**WHAT YOU SHOULD DO**
Write out the records again, exactly, leaving none out.

**GIVEN DATA**
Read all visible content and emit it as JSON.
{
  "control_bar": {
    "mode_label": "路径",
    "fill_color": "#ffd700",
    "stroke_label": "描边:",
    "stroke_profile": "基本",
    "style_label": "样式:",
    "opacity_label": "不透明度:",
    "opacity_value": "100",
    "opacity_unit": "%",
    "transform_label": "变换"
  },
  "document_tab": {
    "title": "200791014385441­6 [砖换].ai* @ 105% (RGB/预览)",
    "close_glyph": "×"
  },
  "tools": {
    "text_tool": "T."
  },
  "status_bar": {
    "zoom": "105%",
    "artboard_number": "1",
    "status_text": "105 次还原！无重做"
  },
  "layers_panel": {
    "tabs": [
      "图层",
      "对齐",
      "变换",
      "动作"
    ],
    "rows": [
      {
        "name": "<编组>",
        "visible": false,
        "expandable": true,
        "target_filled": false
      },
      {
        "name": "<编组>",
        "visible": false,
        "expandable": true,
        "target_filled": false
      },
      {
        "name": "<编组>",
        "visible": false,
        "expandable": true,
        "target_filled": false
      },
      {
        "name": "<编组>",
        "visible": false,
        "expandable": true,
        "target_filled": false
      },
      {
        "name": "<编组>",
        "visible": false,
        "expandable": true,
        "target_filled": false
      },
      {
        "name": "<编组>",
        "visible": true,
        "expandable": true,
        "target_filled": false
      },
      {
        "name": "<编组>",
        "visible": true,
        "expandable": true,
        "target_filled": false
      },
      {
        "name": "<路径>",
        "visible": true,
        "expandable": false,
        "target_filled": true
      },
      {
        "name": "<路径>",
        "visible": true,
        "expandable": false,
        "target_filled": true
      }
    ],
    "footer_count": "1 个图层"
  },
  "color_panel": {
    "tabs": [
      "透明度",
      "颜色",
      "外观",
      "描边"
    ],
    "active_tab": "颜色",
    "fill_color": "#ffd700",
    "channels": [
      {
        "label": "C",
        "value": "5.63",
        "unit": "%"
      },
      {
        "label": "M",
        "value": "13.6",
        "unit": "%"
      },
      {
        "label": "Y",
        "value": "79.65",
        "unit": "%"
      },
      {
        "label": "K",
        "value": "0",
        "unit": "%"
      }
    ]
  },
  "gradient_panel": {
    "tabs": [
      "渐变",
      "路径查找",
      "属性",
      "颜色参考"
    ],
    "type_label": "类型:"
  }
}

**REPLY**
Read all visible content and emit it as JSON.
{
  "control_bar": {
    "mode_label": "路径",
    "fill_color": "#ffd700",
    "stroke_label": "描边:",
    "stroke_profile": "基本",
    "style_label": "样式:",
    "opacity_label": "不透明度:",
    "opacity_value": "100",
    "opacity_unit": "%",
    "transform_label": "变换"
  },
  "document_tab": {
    "title": "200791014385441­6 [砖换].ai* @ 105% (RGB/预览)",
    "close_glyph": "×"
  },
  "tools": {
    "text_tool": "T."
  },
  "status_bar": {
    "zoom": "105%",
    "artboard_number": "1",
    "status_text": "105 次还原！无重做"
  },
  "layers_panel": {
    "tabs": [
      "图层",
      "对齐",
      "变换",
      "动作"
    ],
    "rows": [
      {
        "name": "<编组>",
        "visible": false,
        "expandable": true,
        "target_filled": false
      },
      {
        "name": "<编组>",
        "visible": false,
        "expandable": true,
        "target_filled": false
      },
      {
        "name": "<编组>",
        "visible": false,
        "expandable": true,
        "target_filled": false
      },
      {
        "name": "<编组>",
        "visible": false,
        "expandable": true,
        "target_filled": false
      },
      {
        "name": "<编组>",
        "visible": false,
        "expandable": true,
        "target_filled": false
      },
      {
        "name": "<编组>",
        "visible": true,
        "expandable": true,
        "target_filled": false
      },
      {
        "name": "<编组>",
        "visible": true,
        "expandable": true,
        "target_filled": false
      },
      {
        "name": "<路径>",
        "visible": true,
        "expandable": false,
        "target_filled": true
      },
      {
        "name": "<路径>",
        "visible": true,
        "expandable": false,
        "target_filled": true
      }
    ],
    "footer_count": "1 个图层"
  },
  "color_panel": {
    "tabs": [
      "透明度",
      "颜色",
      "外观",
      "描边"
    ],
    "active_tab": "颜色",
    "fill_color": "#ffd700",
    "channels": [
      {
        "label": "C",
        "value": "5.63",
        "unit": "%"
      },
      {
        "label": "M",
        "value": "13.6",
        "unit": "%"
      },
      {
        "label": "Y",
        "value": "79.65",
        "unit": "%"
      },
      {
        "label": "K",
        "value": "0",
        "unit": "%"
      }
    ]
  },
  "gradient_panel": {
    "tabs": [
      "渐变",
      "路径查找",
      "属性",
      "颜色参考"
    ],
    "type_label": "类型:"
  }
}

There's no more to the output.